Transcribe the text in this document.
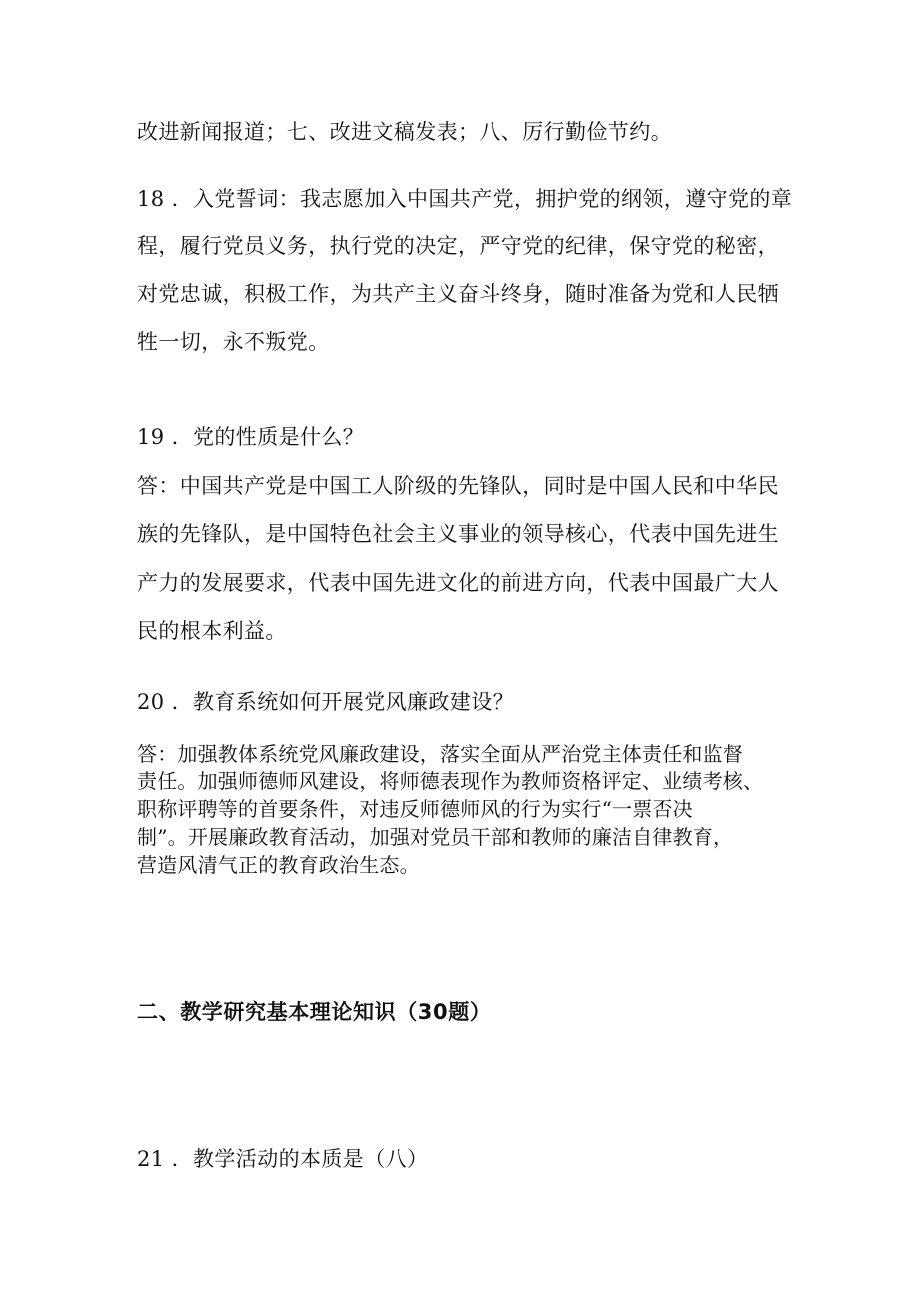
改进新闻报道；七、改进文稿发表；八、厉行勤俭节约。
18 ．入党誓词：我志愿加入中国共产党，拥护党的纲领，遵守党的章
程，履行党员义务，执行党的决定，严守党的纪律，保守党的秘密，
对党忠诚，积极工作，为共产主义奋斗终身，随时准备为党和人民牺
牲一切，永不叛党。
19 ．党的性质是什么？
答：中国共产党是中国工人阶级的先锋队，同时是中国人民和中华民
族的先锋队，是中国特色社会主义事业的领导核心，代表中国先进生
产力的发展要求，代表中国先进文化的前进方向，代表中国最广大人
民的根本利益。
20 ．教育系统如何开展党风廉政建设？
答：加强教体系统党风廉政建设，落实全面从严治党主体责任和监督
责任。加强师德师风建设，将师德表现作为教师资格评定、业绩考核、
职称评聘等的首要条件，对违反师德师风的行为实行“一票否决
制”。开展廉政教育活动，加强对党员干部和教师的廉洁自律教育，
营造风清气正的教育政治生态。
二、教学研究基本理论知识（30题）
21 ．教学活动的本质是（八）
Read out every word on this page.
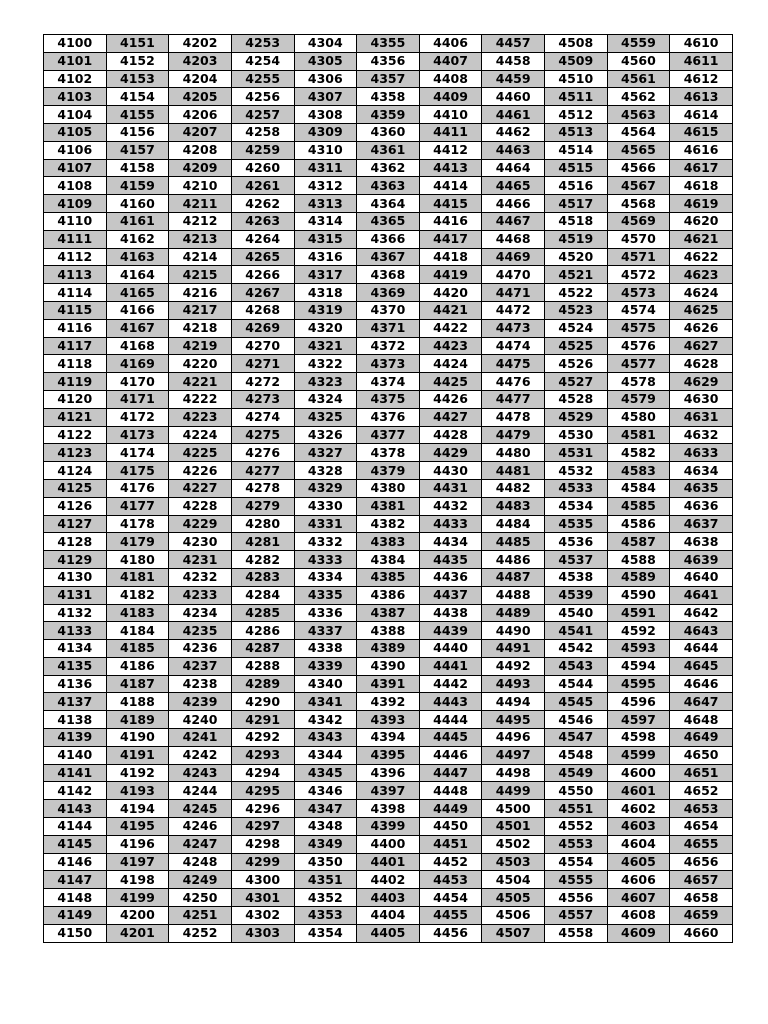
4100	4151	4202	4253	4304	4355	4406	4457	4508	4559	4610
4101	4152	4203	4254	4305	4356	4407	4458	4509	4560	4611
4102	4153	4204	4255	4306	4357	4408	4459	4510	4561	4612
4103	4154	4205	4256	4307	4358	4409	4460	4511	4562	4613
4104	4155	4206	4257	4308	4359	4410	4461	4512	4563	4614
4105	4156	4207	4258	4309	4360	4411	4462	4513	4564	4615
4106	4157	4208	4259	4310	4361	4412	4463	4514	4565	4616
4107	4158	4209	4260	4311	4362	4413	4464	4515	4566	4617
4108	4159	4210	4261	4312	4363	4414	4465	4516	4567	4618
4109	4160	4211	4262	4313	4364	4415	4466	4517	4568	4619
4110	4161	4212	4263	4314	4365	4416	4467	4518	4569	4620
4111	4162	4213	4264	4315	4366	4417	4468	4519	4570	4621
4112	4163	4214	4265	4316	4367	4418	4469	4520	4571	4622
4113	4164	4215	4266	4317	4368	4419	4470	4521	4572	4623
4114	4165	4216	4267	4318	4369	4420	4471	4522	4573	4624
4115	4166	4217	4268	4319	4370	4421	4472	4523	4574	4625
4116	4167	4218	4269	4320	4371	4422	4473	4524	4575	4626
4117	4168	4219	4270	4321	4372	4423	4474	4525	4576	4627
4118	4169	4220	4271	4322	4373	4424	4475	4526	4577	4628
4119	4170	4221	4272	4323	4374	4425	4476	4527	4578	4629
4120	4171	4222	4273	4324	4375	4426	4477	4528	4579	4630
4121	4172	4223	4274	4325	4376	4427	4478	4529	4580	4631
4122	4173	4224	4275	4326	4377	4428	4479	4530	4581	4632
4123	4174	4225	4276	4327	4378	4429	4480	4531	4582	4633
4124	4175	4226	4277	4328	4379	4430	4481	4532	4583	4634
4125	4176	4227	4278	4329	4380	4431	4482	4533	4584	4635
4126	4177	4228	4279	4330	4381	4432	4483	4534	4585	4636
4127	4178	4229	4280	4331	4382	4433	4484	4535	4586	4637
4128	4179	4230	4281	4332	4383	4434	4485	4536	4587	4638
4129	4180	4231	4282	4333	4384	4435	4486	4537	4588	4639
4130	4181	4232	4283	4334	4385	4436	4487	4538	4589	4640
4131	4182	4233	4284	4335	4386	4437	4488	4539	4590	4641
4132	4183	4234	4285	4336	4387	4438	4489	4540	4591	4642
4133	4184	4235	4286	4337	4388	4439	4490	4541	4592	4643
4134	4185	4236	4287	4338	4389	4440	4491	4542	4593	4644
4135	4186	4237	4288	4339	4390	4441	4492	4543	4594	4645
4136	4187	4238	4289	4340	4391	4442	4493	4544	4595	4646
4137	4188	4239	4290	4341	4392	4443	4494	4545	4596	4647
4138	4189	4240	4291	4342	4393	4444	4495	4546	4597	4648
4139	4190	4241	4292	4343	4394	4445	4496	4547	4598	4649
4140	4191	4242	4293	4344	4395	4446	4497	4548	4599	4650
4141	4192	4243	4294	4345	4396	4447	4498	4549	4600	4651
4142	4193	4244	4295	4346	4397	4448	4499	4550	4601	4652
4143	4194	4245	4296	4347	4398	4449	4500	4551	4602	4653
4144	4195	4246	4297	4348	4399	4450	4501	4552	4603	4654
4145	4196	4247	4298	4349	4400	4451	4502	4553	4604	4655
4146	4197	4248	4299	4350	4401	4452	4503	4554	4605	4656
4147	4198	4249	4300	4351	4402	4453	4504	4555	4606	4657
4148	4199	4250	4301	4352	4403	4454	4505	4556	4607	4658
4149	4200	4251	4302	4353	4404	4455	4506	4557	4608	4659
4150	4201	4252	4303	4354	4405	4456	4507	4558	4609	4660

········

EXERCISE PROMPT: All of the lines above should be printed exactly, minus the pictures.

CORRECT ANSWER:
Transcribe the text in this document.
改进新闻报道；七、改进文稿发表；八、厉行勤俭节约。
18 ．入党誓词：我志愿加入中国共产党，拥护党的纲领，遵守党的章
程，履行党员义务，执行党的决定，严守党的纪律，保守党的秘密，
对党忠诚，积极工作，为共产主义奋斗终身，随时准备为党和人民牺
牲一切，永不叛党。
19 ．党的性质是什么？
答：中国共产党是中国工人阶级的先锋队，同时是中国人民和中华民
族的先锋队，是中国特色社会主义事业的领导核心，代表中国先进生
产力的发展要求，代表中国先进文化的前进方向，代表中国最广大人
民的根本利益。
20 ．教育系统如何开展党风廉政建设？
答：加强教体系统党风廉政建设，落实全面从严治党主体责任和监督
责任。加强师德师风建设，将师德表现作为教师资格评定、业绩考核、
职称评聘等的首要条件，对违反师德师风的行为实行“一票否决
制”。开展廉政教育活动，加强对党员干部和教师的廉洁自律教育，
营造风清气正的教育政治生态。
二、教学研究基本理论知识（30题）
21 ．教学活动的本质是（八）
Read out every word on this page.
4100	4151	4202	4253	4304	4355	4406	4457	4508	4559	4610
4101	4152	4203	4254	4305	4356	4407	4458	4509	4560	4611
4102	4153	4204	4255	4306	4357	4408	4459	4510	4561	4612
4103	4154	4205	4256	4307	4358	4409	4460	4511	4562	4613
4104	4155	4206	4257	4308	4359	4410	4461	4512	4563	4614
4105	4156	4207	4258	4309	4360	4411	4462	4513	4564	4615
4106	4157	4208	4259	4310	4361	4412	4463	4514	4565	4616
4107	4158	4209	4260	4311	4362	4413	4464	4515	4566	4617
4108	4159	4210	4261	4312	4363	4414	4465	4516	4567	4618
4109	4160	4211	4262	4313	4364	4415	4466	4517	4568	4619
4110	4161	4212	4263	4314	4365	4416	4467	4518	4569	4620
4111	4162	4213	4264	4315	4366	4417	4468	4519	4570	4621
4112	4163	4214	4265	4316	4367	4418	4469	4520	4571	4622
4113	4164	4215	4266	4317	4368	4419	4470	4521	4572	4623
4114	4165	4216	4267	4318	4369	4420	4471	4522	4573	4624
4115	4166	4217	4268	4319	4370	4421	4472	4523	4574	4625
4116	4167	4218	4269	4320	4371	4422	4473	4524	4575	4626
4117	4168	4219	4270	4321	4372	4423	4474	4525	4576	4627
4118	4169	4220	4271	4322	4373	4424	4475	4526	4577	4628
4119	4170	4221	4272	4323	4374	4425	4476	4527	4578	4629
4120	4171	4222	4273	4324	4375	4426	4477	4528	4579	4630
4121	4172	4223	4274	4325	4376	4427	4478	4529	4580	4631
4122	4173	4224	4275	4326	4377	4428	4479	4530	4581	4632
4123	4174	4225	4276	4327	4378	4429	4480	4531	4582	4633
4124	4175	4226	4277	4328	4379	4430	4481	4532	4583	4634
4125	4176	4227	4278	4329	4380	4431	4482	4533	4584	4635
4126	4177	4228	4279	4330	4381	4432	4483	4534	4585	4636
4127	4178	4229	4280	4331	4382	4433	4484	4535	4586	4637
4128	4179	4230	4281	4332	4383	4434	4485	4536	4587	4638
4129	4180	4231	4282	4333	4384	4435	4486	4537	4588	4639
4130	4181	4232	4283	4334	4385	4436	4487	4538	4589	4640
4131	4182	4233	4284	4335	4386	4437	4488	4539	4590	4641
4132	4183	4234	4285	4336	4387	4438	4489	4540	4591	4642
4133	4184	4235	4286	4337	4388	4439	4490	4541	4592	4643
4134	4185	4236	4287	4338	4389	4440	4491	4542	4593	4644
4135	4186	4237	4288	4339	4390	4441	4492	4543	4594	4645
4136	4187	4238	4289	4340	4391	4442	4493	4544	4595	4646
4137	4188	4239	4290	4341	4392	4443	4494	4545	4596	4647
4138	4189	4240	4291	4342	4393	4444	4495	4546	4597	4648
4139	4190	4241	4292	4343	4394	4445	4496	4547	4598	4649
4140	4191	4242	4293	4344	4395	4446	4497	4548	4599	4650
4141	4192	4243	4294	4345	4396	4447	4498	4549	4600	4651
4142	4193	4244	4295	4346	4397	4448	4499	4550	4601	4652
4143	4194	4245	4296	4347	4398	4449	4500	4551	4602	4653
4144	4195	4246	4297	4348	4399	4450	4501	4552	4603	4654
4145	4196	4247	4298	4349	4400	4451	4502	4553	4604	4655
4146	4197	4248	4299	4350	4401	4452	4503	4554	4605	4656
4147	4198	4249	4300	4351	4402	4453	4504	4555	4606	4657
4148	4199	4250	4301	4352	4403	4454	4505	4556	4607	4658
4149	4200	4251	4302	4353	4404	4455	4506	4557	4608	4659
4150	4201	4252	4303	4354	4405	4456	4507	4558	4609	4660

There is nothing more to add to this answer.